BRIEF ->
For each line of the listing, output an exact copy.
===== GIVEN RECORDS
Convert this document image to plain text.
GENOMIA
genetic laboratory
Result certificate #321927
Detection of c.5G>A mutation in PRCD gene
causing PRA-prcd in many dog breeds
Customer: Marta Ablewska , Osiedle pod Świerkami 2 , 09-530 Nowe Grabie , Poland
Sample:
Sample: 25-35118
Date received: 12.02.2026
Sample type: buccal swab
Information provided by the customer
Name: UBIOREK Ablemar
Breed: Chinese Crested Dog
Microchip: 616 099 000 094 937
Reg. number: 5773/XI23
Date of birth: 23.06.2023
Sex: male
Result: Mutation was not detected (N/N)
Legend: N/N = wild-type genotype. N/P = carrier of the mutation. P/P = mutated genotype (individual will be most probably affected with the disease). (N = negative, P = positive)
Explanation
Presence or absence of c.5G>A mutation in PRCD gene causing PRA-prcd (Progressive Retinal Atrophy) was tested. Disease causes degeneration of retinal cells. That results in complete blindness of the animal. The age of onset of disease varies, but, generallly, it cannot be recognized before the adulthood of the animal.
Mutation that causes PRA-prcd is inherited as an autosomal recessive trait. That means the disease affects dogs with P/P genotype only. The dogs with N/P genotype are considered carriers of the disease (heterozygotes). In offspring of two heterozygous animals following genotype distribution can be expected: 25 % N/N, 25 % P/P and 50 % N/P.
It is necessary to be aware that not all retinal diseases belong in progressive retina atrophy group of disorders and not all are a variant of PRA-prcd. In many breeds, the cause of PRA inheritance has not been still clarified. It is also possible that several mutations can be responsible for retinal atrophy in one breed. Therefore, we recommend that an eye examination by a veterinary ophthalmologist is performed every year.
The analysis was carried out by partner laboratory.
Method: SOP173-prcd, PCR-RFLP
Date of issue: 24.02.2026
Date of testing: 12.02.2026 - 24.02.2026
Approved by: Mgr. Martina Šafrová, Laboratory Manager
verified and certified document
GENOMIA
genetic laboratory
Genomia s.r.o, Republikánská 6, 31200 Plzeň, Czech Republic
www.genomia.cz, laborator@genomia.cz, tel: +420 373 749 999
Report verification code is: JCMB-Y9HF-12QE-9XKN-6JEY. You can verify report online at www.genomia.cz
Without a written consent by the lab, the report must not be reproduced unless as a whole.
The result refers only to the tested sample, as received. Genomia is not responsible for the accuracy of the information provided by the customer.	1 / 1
==========
SOLVED EXERCISE ->
Convert this document image to plain text.
GENOMIA
genetic laboratory
Result certificate #321927
Detection of c.5G>A mutation in PRCD gene
causing PRA-prcd in many dog breeds
Customer: Marta Ablewska , Osiedle pod Świerkami 2 , 09-530 Nowe Grabie , Poland
Sample:
Sample: 25-35118
Date received: 12.02.2026
Sample type: buccal swab
Information provided by the customer
Name: UBIOREK Ablemar
Breed: Chinese Crested Dog
Microchip: 616 099 000 094 937
Reg. number: 5773/XI23
Date of birth: 23.06.2023
Sex: male
Result: Mutation was not detected (N/N)
Legend: N/N = wild-type genotype. N/P = carrier of the mutation. P/P = mutated genotype (individual will be most probably affected with the disease). (N = negative, P = positive)
Explanation
Presence or absence of c.5G>A mutation in PRCD gene causing PRA-prcd (Progressive Retinal Atrophy) was tested. Disease causes degeneration of retinal cells. That results in complete blindness of the animal. The age of onset of disease varies, but, generallly, it cannot be recognized before the adulthood of the animal.
Mutation that causes PRA-prcd is inherited as an autosomal recessive trait. That means the disease affects dogs with P/P genotype only. The dogs with N/P genotype are considered carriers of the disease (heterozygotes). In offspring of two heterozygous animals following genotype distribution can be expected: 25 % N/N, 25 % P/P and 50 % N/P.
It is necessary to be aware that not all retinal diseases belong in progressive retina atrophy group of disorders and not all are a variant of PRA-prcd. In many breeds, the cause of PRA inheritance has not been still clarified. It is also possible that several mutations can be responsible for retinal atrophy in one breed. Therefore, we recommend that an eye examination by a veterinary ophthalmologist is performed every year.
The analysis was carried out by partner laboratory.
Method: SOP173-prcd, PCR-RFLP
Date of issue: 24.02.2026
Date of testing: 12.02.2026 - 24.02.2026
Approved by: Mgr. Martina Šafrová, Laboratory Manager
verified and certified document
GENOMIA
genetic laboratory
Genomia s.r.o, Republikánská 6, 31200 Plzeň, Czech Republic
www.genomia.cz, laborator@genomia.cz, tel: +420 373 749 999
Report verification code is: JCMB-Y9HF-12QE-9XKN-6JEY. You can verify report online at www.genomia.cz
Without a written consent by the lab, the report must not be reproduced unless as a whole.
The result refers only to the tested sample, as received. Genomia is not responsible for the accuracy of the information provided by the customer.	1 / 1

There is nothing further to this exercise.